• **Set task**: Every entry that follows should be repeated exactly; drop the images.

start Given records

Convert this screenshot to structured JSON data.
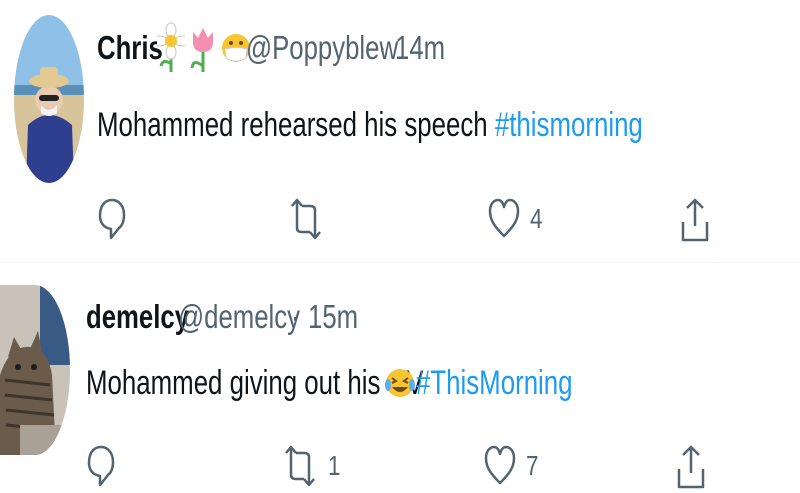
{
  "tweets": [
    {
      "name": "Chris",
      "handle": "@Poppyblew",
      "time": "14m",
      "text": "Mohammed rehearsed his speech",
      "hashtag": "#thismorning",
      "likes": "4"
    },
    {
      "name": "demelcy",
      "handle": "@demelcy",
      "time": "15m",
      "text": "Mohammed giving out his CV",
      "hashtag": "#ThisMorning",
      "retweets": "1",
      "likes": "7"
    }
  ],
  "separator": "·",
  "colors": {
    "hashtag": "#1d9bf0",
    "meta": "#536471",
    "text": "#0f1419"
  },
  "icons": [
    "reply-icon",
    "retweet-icon",
    "like-icon",
    "share-icon",
    "daisy-emoji",
    "tulip-emoji",
    "mask-emoji",
    "laughing-emoji"
  ]
}
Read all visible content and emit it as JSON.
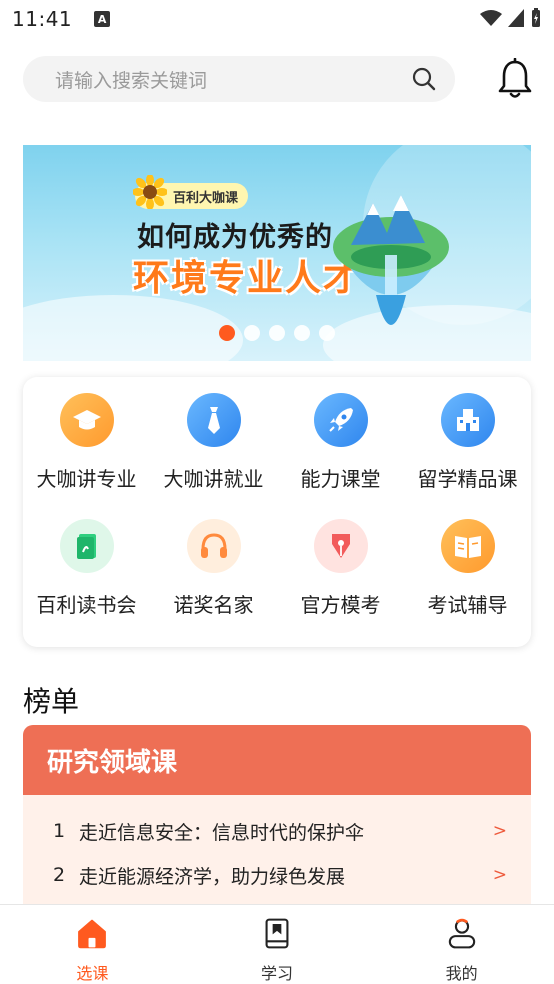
{
  "status_bar": {
    "time": "11:41",
    "notif_icon_letter": "A"
  },
  "search": {
    "placeholder": "请输入搜索关键词"
  },
  "banner": {
    "badge": "百利大咖课",
    "title_line1": "如何成为优秀的",
    "title_line2": "环境专业人才",
    "dots": 5,
    "active_dot": 0
  },
  "categories": [
    {
      "label": "大咖讲专业",
      "icon": "graduation-cap-icon",
      "color": "#ffa540"
    },
    {
      "label": "大咖讲就业",
      "icon": "tie-icon",
      "color": "#3d9bf5"
    },
    {
      "label": "能力课堂",
      "icon": "rocket-icon",
      "color": "#3d9bf5"
    },
    {
      "label": "留学精品课",
      "icon": "building-icon",
      "color": "#3d9bf5"
    },
    {
      "label": "百利读书会",
      "icon": "book-icon",
      "color": "#2fcf7f"
    },
    {
      "label": "诺奖名家",
      "icon": "headphones-icon",
      "color": "#ff8a3d"
    },
    {
      "label": "官方模考",
      "icon": "pen-nib-icon",
      "color": "#f25b5b"
    },
    {
      "label": "考试辅导",
      "icon": "open-book-icon",
      "color": "#ffa540"
    }
  ],
  "ranking": {
    "section_title": "榜单",
    "card_title": "研究领域课",
    "items": [
      {
        "num": "1",
        "title": "走近信息安全：信息时代的保护伞",
        "arrow": ">"
      },
      {
        "num": "2",
        "title": "走近能源经济学，助力绿色发展",
        "arrow": ">"
      }
    ]
  },
  "tabbar": {
    "tabs": [
      {
        "label": "选课",
        "icon": "home-icon",
        "active": true
      },
      {
        "label": "学习",
        "icon": "bookmark-icon",
        "active": false
      },
      {
        "label": "我的",
        "icon": "user-icon",
        "active": false
      }
    ]
  },
  "colors": {
    "accent": "#ff5a1f",
    "rank_header": "#ee6f55",
    "rank_body": "#fff1ea"
  }
}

end Given records

• **Problem solution**:
Convert this screenshot to structured JSON data.
{
  "tweets": [
    {
      "name": "Chris",
      "handle": "@Poppyblew",
      "time": "14m",
      "text": "Mohammed rehearsed his speech",
      "hashtag": "#thismorning",
      "likes": "4"
    },
    {
      "name": "demelcy",
      "handle": "@demelcy",
      "time": "15m",
      "text": "Mohammed giving out his CV",
      "hashtag": "#ThisMorning",
      "retweets": "1",
      "likes": "7"
    }
  ],
  "separator": "·",
  "colors": {
    "hashtag": "#1d9bf0",
    "meta": "#536471",
    "text": "#0f1419"
  },
  "icons": [
    "reply-icon",
    "retweet-icon",
    "like-icon",
    "share-icon",
    "daisy-emoji",
    "tulip-emoji",
    "mask-emoji",
    "laughing-emoji"
  ]
}
Read all visible content and emit it as JSON.
{
  "status_bar": {
    "time": "11:41",
    "notif_icon_letter": "A"
  },
  "search": {
    "placeholder": "请输入搜索关键词"
  },
  "banner": {
    "badge": "百利大咖课",
    "title_line1": "如何成为优秀的",
    "title_line2": "环境专业人才",
    "dots": 5,
    "active_dot": 0
  },
  "categories": [
    {
      "label": "大咖讲专业",
      "icon": "graduation-cap-icon",
      "color": "#ffa540"
    },
    {
      "label": "大咖讲就业",
      "icon": "tie-icon",
      "color": "#3d9bf5"
    },
    {
      "label": "能力课堂",
      "icon": "rocket-icon",
      "color": "#3d9bf5"
    },
    {
      "label": "留学精品课",
      "icon": "building-icon",
      "color": "#3d9bf5"
    },
    {
      "label": "百利读书会",
      "icon": "book-icon",
      "color": "#2fcf7f"
    },
    {
      "label": "诺奖名家",
      "icon": "headphones-icon",
      "color": "#ff8a3d"
    },
    {
      "label": "官方模考",
      "icon": "pen-nib-icon",
      "color": "#f25b5b"
    },
    {
      "label": "考试辅导",
      "icon": "open-book-icon",
      "color": "#ffa540"
    }
  ],
  "ranking": {
    "section_title": "榜单",
    "card_title": "研究领域课",
    "items": [
      {
        "num": "1",
        "title": "走近信息安全：信息时代的保护伞",
        "arrow": ">"
      },
      {
        "num": "2",
        "title": "走近能源经济学，助力绿色发展",
        "arrow": ">"
      }
    ]
  },
  "tabbar": {
    "tabs": [
      {
        "label": "选课",
        "icon": "home-icon",
        "active": true
      },
      {
        "label": "学习",
        "icon": "bookmark-icon",
        "active": false
      },
      {
        "label": "我的",
        "icon": "user-icon",
        "active": false
      }
    ]
  },
  "colors": {
    "accent": "#ff5a1f",
    "rank_header": "#ee6f55",
    "rank_body": "#fff1ea"
  }
}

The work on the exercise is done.